**Texte de la page:**
============
La T2A, ainsi que les éventuelles dotations globales, devraient prendre en compte des critères de qualité et de performance. Certaines publications contestent cette approche et soutiennent qu'ils ont peu de conséquences pratiques ; mais ils seraient utiles sur un plan pédagogique, médical et sanitaire. Le National health service en Grande-Bretagne les a introduits en 2010. D'autres éléments qualitatifs pourraient être envisagés, qui sont bien documentés, comme le vécu des patients ou des personnels. Ces indicateurs de qualité supposent une évaluation externe qui reste embryonnaire en France malgré les efforts de la Haute Autorité de santé et de certaines ARS. Cette évolution est néanmoins souhaitable. Elle aurait l'avantage d'obliger les établissements à définir les critères de qualité, à les suivre et à les rendre publics. Aux Etats-Unis, le public dispose grâce à US Transplant, établissement par établissement, de données précises sur les transplantations.
============
**Données enregistrées:**
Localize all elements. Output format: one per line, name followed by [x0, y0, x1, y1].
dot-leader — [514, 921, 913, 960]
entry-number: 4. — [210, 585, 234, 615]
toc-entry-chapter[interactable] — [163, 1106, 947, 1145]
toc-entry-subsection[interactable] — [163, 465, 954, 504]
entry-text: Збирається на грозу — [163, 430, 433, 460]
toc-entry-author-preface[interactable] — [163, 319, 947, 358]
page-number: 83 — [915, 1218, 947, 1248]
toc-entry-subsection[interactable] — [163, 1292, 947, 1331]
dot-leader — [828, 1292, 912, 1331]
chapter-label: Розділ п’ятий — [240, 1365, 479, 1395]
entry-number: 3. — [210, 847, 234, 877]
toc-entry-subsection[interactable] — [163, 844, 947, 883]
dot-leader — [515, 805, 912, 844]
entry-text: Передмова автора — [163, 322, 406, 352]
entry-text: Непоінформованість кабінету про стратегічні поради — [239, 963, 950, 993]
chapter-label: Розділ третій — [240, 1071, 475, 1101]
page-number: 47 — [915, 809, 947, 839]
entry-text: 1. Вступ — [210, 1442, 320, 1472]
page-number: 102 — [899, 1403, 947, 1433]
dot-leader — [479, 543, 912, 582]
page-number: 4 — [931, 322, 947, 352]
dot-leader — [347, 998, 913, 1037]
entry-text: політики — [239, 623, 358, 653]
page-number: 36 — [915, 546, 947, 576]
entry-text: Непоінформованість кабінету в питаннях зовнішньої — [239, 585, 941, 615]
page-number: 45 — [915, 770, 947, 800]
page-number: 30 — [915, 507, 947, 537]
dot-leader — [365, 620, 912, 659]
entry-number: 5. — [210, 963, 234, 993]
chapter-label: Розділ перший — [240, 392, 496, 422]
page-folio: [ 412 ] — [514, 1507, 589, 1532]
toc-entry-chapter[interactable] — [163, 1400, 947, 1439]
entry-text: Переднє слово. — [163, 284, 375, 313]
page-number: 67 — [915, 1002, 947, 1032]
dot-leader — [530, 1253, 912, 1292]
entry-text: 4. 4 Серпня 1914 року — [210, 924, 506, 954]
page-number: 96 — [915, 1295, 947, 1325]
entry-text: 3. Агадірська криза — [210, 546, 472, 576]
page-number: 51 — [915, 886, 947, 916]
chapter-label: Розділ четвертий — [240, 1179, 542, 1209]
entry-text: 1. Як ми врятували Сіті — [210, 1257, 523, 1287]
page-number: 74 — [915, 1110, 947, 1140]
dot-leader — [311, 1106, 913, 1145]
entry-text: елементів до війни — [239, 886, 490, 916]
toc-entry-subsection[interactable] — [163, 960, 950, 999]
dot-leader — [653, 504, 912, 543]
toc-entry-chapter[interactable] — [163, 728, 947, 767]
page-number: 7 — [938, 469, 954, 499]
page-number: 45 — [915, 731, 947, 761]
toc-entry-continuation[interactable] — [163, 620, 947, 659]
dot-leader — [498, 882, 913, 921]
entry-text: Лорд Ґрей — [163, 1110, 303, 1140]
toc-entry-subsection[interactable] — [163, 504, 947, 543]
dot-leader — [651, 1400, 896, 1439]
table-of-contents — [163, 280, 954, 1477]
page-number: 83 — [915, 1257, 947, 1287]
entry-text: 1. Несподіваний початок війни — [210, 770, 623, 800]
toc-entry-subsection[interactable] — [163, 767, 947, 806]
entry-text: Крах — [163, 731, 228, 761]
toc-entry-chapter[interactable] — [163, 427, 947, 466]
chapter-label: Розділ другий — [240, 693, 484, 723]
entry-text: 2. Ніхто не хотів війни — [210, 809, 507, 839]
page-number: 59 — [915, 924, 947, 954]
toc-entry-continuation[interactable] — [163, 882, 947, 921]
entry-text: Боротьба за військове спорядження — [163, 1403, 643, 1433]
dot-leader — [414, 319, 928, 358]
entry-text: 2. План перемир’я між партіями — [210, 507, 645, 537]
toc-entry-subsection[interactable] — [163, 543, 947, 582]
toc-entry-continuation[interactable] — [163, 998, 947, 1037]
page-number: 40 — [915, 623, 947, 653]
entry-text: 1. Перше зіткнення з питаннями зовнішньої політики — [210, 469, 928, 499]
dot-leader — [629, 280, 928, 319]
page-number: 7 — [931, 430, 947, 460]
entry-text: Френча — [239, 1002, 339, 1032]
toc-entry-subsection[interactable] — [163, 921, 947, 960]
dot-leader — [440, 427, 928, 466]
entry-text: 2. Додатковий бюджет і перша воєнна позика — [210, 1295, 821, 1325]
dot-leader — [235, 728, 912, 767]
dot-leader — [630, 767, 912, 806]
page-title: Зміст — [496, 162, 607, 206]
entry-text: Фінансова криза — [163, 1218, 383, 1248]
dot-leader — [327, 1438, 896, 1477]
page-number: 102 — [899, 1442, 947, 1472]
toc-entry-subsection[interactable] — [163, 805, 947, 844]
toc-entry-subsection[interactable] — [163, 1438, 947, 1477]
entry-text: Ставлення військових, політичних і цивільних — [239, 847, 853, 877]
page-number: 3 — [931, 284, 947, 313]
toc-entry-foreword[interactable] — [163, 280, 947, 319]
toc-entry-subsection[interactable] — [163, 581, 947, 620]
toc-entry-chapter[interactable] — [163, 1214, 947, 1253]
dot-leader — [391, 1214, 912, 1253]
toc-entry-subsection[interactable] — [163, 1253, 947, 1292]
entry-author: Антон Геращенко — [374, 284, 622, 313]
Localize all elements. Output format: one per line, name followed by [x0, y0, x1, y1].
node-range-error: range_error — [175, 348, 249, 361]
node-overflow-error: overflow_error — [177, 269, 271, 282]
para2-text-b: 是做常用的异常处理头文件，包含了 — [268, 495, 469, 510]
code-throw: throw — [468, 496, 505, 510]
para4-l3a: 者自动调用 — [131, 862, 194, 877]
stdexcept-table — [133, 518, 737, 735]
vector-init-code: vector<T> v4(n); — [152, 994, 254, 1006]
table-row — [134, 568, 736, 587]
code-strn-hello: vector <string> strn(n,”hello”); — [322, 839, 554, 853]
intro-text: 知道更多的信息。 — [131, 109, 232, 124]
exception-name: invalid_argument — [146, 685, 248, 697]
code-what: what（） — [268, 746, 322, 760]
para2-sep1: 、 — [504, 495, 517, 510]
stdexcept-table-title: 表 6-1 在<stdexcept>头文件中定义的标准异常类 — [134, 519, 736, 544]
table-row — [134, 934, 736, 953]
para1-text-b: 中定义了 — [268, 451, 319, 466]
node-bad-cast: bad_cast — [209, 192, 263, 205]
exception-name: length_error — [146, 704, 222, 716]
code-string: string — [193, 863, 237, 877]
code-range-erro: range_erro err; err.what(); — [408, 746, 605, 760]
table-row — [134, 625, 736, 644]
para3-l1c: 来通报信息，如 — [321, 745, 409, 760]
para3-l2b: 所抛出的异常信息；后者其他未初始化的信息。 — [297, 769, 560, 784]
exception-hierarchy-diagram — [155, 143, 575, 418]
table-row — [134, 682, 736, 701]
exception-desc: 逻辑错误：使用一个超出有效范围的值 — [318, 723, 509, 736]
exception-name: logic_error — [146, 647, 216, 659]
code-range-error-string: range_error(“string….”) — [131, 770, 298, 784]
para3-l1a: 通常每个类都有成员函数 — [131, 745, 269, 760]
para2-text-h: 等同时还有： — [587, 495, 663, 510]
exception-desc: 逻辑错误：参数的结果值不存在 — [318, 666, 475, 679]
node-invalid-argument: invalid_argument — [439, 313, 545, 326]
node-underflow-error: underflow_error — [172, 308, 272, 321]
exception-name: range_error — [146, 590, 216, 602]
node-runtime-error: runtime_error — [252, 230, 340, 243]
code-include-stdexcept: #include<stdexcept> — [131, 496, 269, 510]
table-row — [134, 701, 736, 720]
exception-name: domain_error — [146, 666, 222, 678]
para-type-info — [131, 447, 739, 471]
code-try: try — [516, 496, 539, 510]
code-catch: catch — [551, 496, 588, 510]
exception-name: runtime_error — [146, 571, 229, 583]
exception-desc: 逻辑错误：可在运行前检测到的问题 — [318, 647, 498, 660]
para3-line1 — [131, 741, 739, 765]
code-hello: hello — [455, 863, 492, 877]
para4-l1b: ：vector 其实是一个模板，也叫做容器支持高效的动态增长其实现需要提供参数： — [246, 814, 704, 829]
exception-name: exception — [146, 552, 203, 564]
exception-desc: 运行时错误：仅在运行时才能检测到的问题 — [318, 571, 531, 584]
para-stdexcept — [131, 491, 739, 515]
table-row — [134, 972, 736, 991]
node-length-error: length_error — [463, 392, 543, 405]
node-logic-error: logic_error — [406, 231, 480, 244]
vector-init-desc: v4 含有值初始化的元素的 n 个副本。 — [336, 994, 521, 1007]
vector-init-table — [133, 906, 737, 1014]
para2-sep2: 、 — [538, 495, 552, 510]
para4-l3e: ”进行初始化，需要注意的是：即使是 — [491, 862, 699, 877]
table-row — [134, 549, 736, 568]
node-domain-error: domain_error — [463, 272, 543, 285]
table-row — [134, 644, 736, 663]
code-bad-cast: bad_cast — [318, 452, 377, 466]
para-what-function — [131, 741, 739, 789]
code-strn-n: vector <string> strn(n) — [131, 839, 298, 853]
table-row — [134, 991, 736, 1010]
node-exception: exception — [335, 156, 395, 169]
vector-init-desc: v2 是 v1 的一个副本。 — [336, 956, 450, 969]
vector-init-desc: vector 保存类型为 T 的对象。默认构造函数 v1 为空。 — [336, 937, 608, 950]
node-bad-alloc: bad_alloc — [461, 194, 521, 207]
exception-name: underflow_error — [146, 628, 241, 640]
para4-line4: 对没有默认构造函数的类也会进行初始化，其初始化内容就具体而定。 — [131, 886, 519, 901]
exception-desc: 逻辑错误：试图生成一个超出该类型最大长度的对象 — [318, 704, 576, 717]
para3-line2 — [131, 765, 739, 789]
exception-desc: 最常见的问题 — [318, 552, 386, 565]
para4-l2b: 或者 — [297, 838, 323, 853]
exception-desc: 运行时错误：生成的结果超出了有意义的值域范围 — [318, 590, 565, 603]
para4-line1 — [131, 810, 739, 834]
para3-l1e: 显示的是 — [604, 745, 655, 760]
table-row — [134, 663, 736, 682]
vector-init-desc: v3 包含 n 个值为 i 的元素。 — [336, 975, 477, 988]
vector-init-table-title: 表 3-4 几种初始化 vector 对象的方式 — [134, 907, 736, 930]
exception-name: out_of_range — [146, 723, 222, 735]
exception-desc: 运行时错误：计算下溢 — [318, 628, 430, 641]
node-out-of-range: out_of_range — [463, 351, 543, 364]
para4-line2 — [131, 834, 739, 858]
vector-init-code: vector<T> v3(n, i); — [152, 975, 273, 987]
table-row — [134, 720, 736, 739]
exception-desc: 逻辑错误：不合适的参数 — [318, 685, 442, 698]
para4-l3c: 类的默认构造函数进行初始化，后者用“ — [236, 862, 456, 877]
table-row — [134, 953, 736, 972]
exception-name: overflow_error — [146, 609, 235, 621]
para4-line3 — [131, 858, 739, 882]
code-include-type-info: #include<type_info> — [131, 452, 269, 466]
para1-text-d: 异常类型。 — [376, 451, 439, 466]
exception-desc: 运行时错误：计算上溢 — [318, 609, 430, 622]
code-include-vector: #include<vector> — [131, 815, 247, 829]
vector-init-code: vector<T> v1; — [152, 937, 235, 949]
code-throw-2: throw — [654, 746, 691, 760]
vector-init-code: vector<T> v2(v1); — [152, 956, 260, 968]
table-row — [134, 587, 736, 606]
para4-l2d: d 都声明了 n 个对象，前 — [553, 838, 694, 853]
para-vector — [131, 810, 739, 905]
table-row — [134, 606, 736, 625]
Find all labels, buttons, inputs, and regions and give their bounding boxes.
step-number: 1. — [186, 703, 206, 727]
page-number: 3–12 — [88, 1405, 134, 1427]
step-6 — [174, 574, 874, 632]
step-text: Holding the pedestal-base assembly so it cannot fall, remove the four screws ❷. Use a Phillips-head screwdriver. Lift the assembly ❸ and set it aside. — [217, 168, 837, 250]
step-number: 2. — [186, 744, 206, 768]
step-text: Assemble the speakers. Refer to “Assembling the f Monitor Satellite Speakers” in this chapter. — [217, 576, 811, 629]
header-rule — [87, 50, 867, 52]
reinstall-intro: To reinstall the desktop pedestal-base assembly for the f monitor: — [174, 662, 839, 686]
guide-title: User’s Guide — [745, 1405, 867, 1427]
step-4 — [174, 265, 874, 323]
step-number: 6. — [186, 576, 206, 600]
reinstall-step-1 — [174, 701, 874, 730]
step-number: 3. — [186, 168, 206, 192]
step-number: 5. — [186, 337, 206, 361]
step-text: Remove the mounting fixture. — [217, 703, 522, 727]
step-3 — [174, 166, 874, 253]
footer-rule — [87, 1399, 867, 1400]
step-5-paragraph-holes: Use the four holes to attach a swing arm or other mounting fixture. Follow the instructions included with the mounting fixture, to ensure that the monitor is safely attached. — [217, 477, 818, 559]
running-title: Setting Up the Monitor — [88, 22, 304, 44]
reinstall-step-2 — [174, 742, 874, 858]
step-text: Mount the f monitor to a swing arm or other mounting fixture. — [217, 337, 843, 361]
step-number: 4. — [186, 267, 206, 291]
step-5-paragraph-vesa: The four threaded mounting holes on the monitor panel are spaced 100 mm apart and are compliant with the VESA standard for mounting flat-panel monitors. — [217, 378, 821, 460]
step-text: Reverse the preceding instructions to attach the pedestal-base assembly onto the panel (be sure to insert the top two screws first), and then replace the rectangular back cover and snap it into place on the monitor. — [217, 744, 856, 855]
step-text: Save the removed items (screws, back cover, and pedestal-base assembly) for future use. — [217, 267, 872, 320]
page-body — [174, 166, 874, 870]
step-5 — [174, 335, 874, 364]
============
**À faire:**
Répondez aux questions suivantes d'après le texte de la page.
1. Quelles instances françaises sont mentionnées pour leurs efforts en matière d'évaluation externe ?
2. Quels éléments qualitatifs bien documentés pourraient être envisagés ?
3. Aux États-Unis, grâce à quoi le public dispose-t-il de données précises sur les transplantations ?
Appuyez-vous uniquement sur le texte de la page.

**Votre réponse:**
1. La Haute Autorité de santé et certaines ARS.
2. Le vécu des patients ou des personnels.
3. Grâce à US Transplant, établissement par établissement.